#### Job:
Convert the lines of the data from the line containing "style-checkbox[interactable] bbox=[97, 94, 101, 99]" through the line containing "tool-0-icon[interactable]: ✥ bbox=[2, 38, 13, 46]", inclusive, into a JSON list of strings. Use one string per line and leave out any blank lines.

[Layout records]
_____

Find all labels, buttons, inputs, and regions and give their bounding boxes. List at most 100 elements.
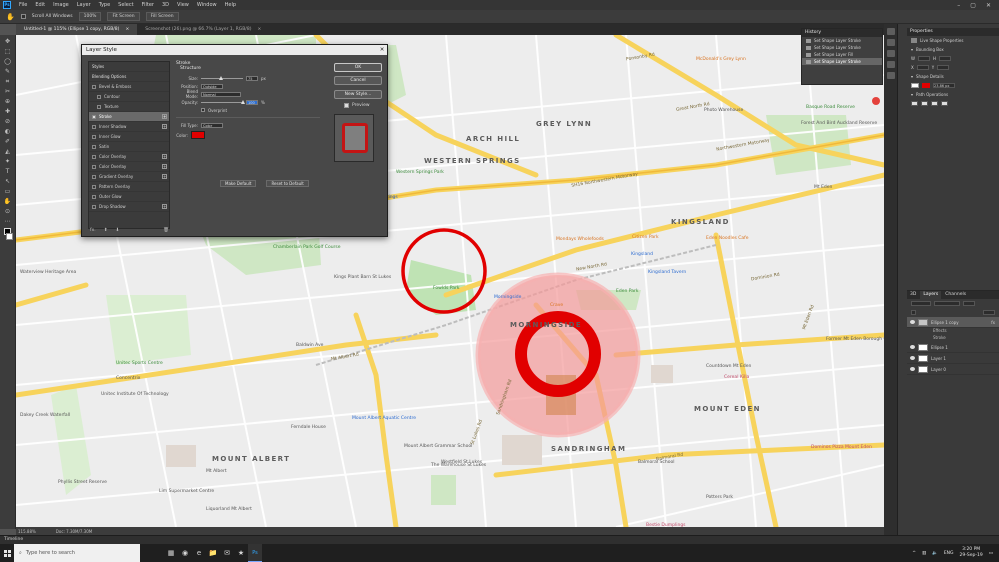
style-checkbox[interactable] bbox=[97, 94, 101, 99]
move-up-icon[interactable]: ⬆ bbox=[104, 228, 108, 233]
style-checkbox[interactable] bbox=[92, 124, 96, 129]
layer-row[interactable]: Layer 1 bbox=[907, 353, 999, 364]
opacity-slider-knob[interactable] bbox=[241, 99, 245, 104]
style-item[interactable]: Color Overlay + bbox=[89, 162, 169, 172]
chevron-down-icon[interactable]: ▾ bbox=[911, 74, 913, 79]
tool-9-icon[interactable]: ◐ bbox=[2, 128, 13, 136]
path-combine-button[interactable] bbox=[911, 101, 918, 106]
tool-0-icon[interactable]: ✥ bbox=[2, 38, 13, 46]
history-item[interactable]: Set Shape Layer Fill bbox=[802, 51, 882, 58]
doc-size[interactable]: Doc: 7.30M/7.30M bbox=[56, 529, 92, 534]
style-checkbox[interactable] bbox=[92, 174, 96, 179]
style-item[interactable]: Inner Glow bbox=[89, 132, 169, 142]
x-field[interactable] bbox=[916, 65, 929, 70]
position-select[interactable]: Outside bbox=[201, 83, 223, 89]
size-slider[interactable] bbox=[201, 75, 243, 80]
menu-help[interactable]: Help bbox=[221, 2, 240, 8]
style-checkbox[interactable] bbox=[92, 184, 96, 189]
fill-swatch[interactable] bbox=[911, 83, 919, 88]
add-style-plus-icon[interactable]: + bbox=[162, 174, 167, 179]
fx-menu-button[interactable]: fx. bbox=[90, 228, 96, 233]
tab-3d[interactable]: 3D bbox=[910, 291, 916, 299]
tool-16-icon[interactable]: ✋ bbox=[2, 198, 13, 206]
layer-row[interactable]: Ellipse 1 copy fx bbox=[907, 317, 999, 328]
move-down-icon[interactable]: ⬇ bbox=[115, 228, 119, 233]
style-item[interactable]: Bevel & Emboss bbox=[89, 82, 169, 92]
swatches-icon[interactable] bbox=[886, 61, 895, 68]
style-checkbox[interactable] bbox=[92, 204, 96, 209]
close-icon[interactable]: × bbox=[125, 27, 129, 32]
menu-filter[interactable]: Filter bbox=[138, 2, 158, 8]
visibility-eye-icon[interactable] bbox=[910, 320, 915, 324]
history-item[interactable]: Set Shape Layer Stroke bbox=[802, 58, 882, 65]
close-icon[interactable]: ✕ bbox=[377, 45, 387, 55]
opacity-field[interactable]: 100 bbox=[246, 99, 258, 105]
stroke-color-swatch[interactable] bbox=[191, 131, 205, 139]
tab-layers[interactable]: Layers bbox=[920, 291, 942, 299]
zoom-value[interactable]: 100% bbox=[78, 12, 102, 21]
style-item[interactable]: Texture bbox=[89, 102, 169, 112]
layer-kind-filter[interactable] bbox=[911, 301, 931, 306]
style-checkbox[interactable] bbox=[92, 154, 96, 159]
h-field[interactable] bbox=[938, 56, 951, 61]
menu-edit[interactable]: Edit bbox=[31, 2, 49, 8]
add-style-plus-icon[interactable]: + bbox=[162, 124, 167, 129]
scroll-all-checkbox[interactable] bbox=[20, 14, 26, 19]
style-item[interactable]: Inner Shadow + bbox=[89, 122, 169, 132]
close-button[interactable]: ✕ bbox=[986, 2, 991, 9]
trash-icon[interactable]: 🗑 bbox=[163, 228, 169, 233]
styles-header[interactable]: Styles bbox=[89, 62, 169, 72]
tool-8-icon[interactable]: ⊘ bbox=[2, 118, 13, 126]
fx-badge[interactable]: fx bbox=[991, 320, 995, 325]
taskbar-app-icon[interactable]: ◉ bbox=[178, 544, 192, 562]
tab-untitled[interactable]: Untitled-1 @ 115% (Ellipse 1 copy, RGB/8… bbox=[16, 24, 138, 35]
menu-3d[interactable]: 3D bbox=[158, 2, 173, 8]
history-item[interactable]: Set Shape Layer Stroke bbox=[802, 37, 882, 44]
stroke-swatch[interactable] bbox=[922, 83, 930, 88]
tool-6-icon[interactable]: ⊕ bbox=[2, 98, 13, 106]
tool-15-icon[interactable]: ▭ bbox=[2, 188, 13, 196]
tool-13-icon[interactable]: T bbox=[2, 168, 13, 176]
clock[interactable]: 3:20 PM 29-Sep-19 bbox=[960, 547, 983, 559]
tool-14-icon[interactable]: ↖ bbox=[2, 178, 13, 186]
preview-checkbox[interactable] bbox=[344, 103, 349, 108]
style-checkbox[interactable] bbox=[92, 194, 96, 199]
opacity-slider[interactable] bbox=[201, 99, 245, 104]
style-item[interactable]: Outer Glow bbox=[89, 192, 169, 202]
add-style-plus-icon[interactable]: + bbox=[162, 154, 167, 159]
add-style-plus-icon[interactable]: + bbox=[162, 204, 167, 209]
overprint-checkbox[interactable] bbox=[201, 108, 205, 112]
language-indicator[interactable]: ENG bbox=[944, 551, 954, 556]
properties-title[interactable]: Properties bbox=[910, 28, 933, 36]
background-color-swatch[interactable] bbox=[6, 233, 13, 240]
menu-window[interactable]: Window bbox=[193, 2, 221, 8]
libraries-icon[interactable] bbox=[886, 72, 895, 79]
tool-5-icon[interactable]: ✂ bbox=[2, 88, 13, 96]
tray-chevron-icon[interactable]: ^ bbox=[912, 551, 916, 556]
tool-4-icon[interactable]: ⌗ bbox=[2, 78, 13, 86]
visibility-eye-icon[interactable] bbox=[910, 367, 915, 371]
blending-options-item[interactable]: Blending Options bbox=[89, 72, 169, 82]
tool-10-icon[interactable]: ✐ bbox=[2, 138, 13, 146]
add-style-plus-icon[interactable]: + bbox=[162, 164, 167, 169]
style-checkbox[interactable] bbox=[92, 134, 96, 139]
menu-image[interactable]: Image bbox=[49, 2, 73, 8]
taskbar-app-icon[interactable]: ✉ bbox=[220, 544, 234, 562]
reset-default-button[interactable]: Reset to Default bbox=[266, 180, 309, 187]
style-item[interactable]: Satin bbox=[89, 142, 169, 152]
tool-7-icon[interactable]: ✚ bbox=[2, 108, 13, 116]
cancel-button[interactable]: Cancel bbox=[334, 76, 382, 85]
tool-2-icon[interactable]: ◯ bbox=[2, 58, 13, 66]
volume-icon[interactable]: 🔈 bbox=[932, 551, 938, 556]
style-item[interactable]: Pattern Overlay bbox=[89, 182, 169, 192]
tab-channels[interactable]: Channels bbox=[945, 291, 966, 299]
style-item[interactable]: Drop Shadow + bbox=[89, 202, 169, 212]
taskbar-app-icon[interactable]: 📁 bbox=[206, 544, 220, 562]
layer-row[interactable]: Ellipse 1 bbox=[907, 342, 999, 353]
tool-1-icon[interactable]: ⬚ bbox=[2, 48, 13, 56]
tool-18-icon[interactable]: ⋯ bbox=[2, 218, 13, 226]
properties-icon[interactable] bbox=[886, 39, 895, 46]
fill-type-select[interactable]: Color bbox=[201, 122, 223, 128]
lock-icon[interactable] bbox=[911, 310, 916, 315]
menu-view[interactable]: View bbox=[173, 2, 193, 8]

_____

#### Task output:
[
  "style-checkbox[interactable] bbox=[97, 94, 101, 99]",
  "move-up-icon[interactable]: ⬆ bbox=[104, 228, 108, 233]",
  "style-checkbox[interactable] bbox=[92, 124, 96, 129]",
  "layer-row[interactable]: Layer 1 bbox=[907, 353, 999, 364]",
  "opacity-slider-knob[interactable] bbox=[241, 99, 245, 104]",
  "style-item[interactable]: Color Overlay + bbox=[89, 162, 169, 172]",
  "chevron-down-icon[interactable]: ▾ bbox=[911, 74, 913, 79]",
  "tool-9-icon[interactable]: ◐ bbox=[2, 128, 13, 136]",
  "path-combine-button[interactable] bbox=[911, 101, 918, 106]",
  "tool-0-icon[interactable]: ✥ bbox=[2, 38, 13, 46]"
]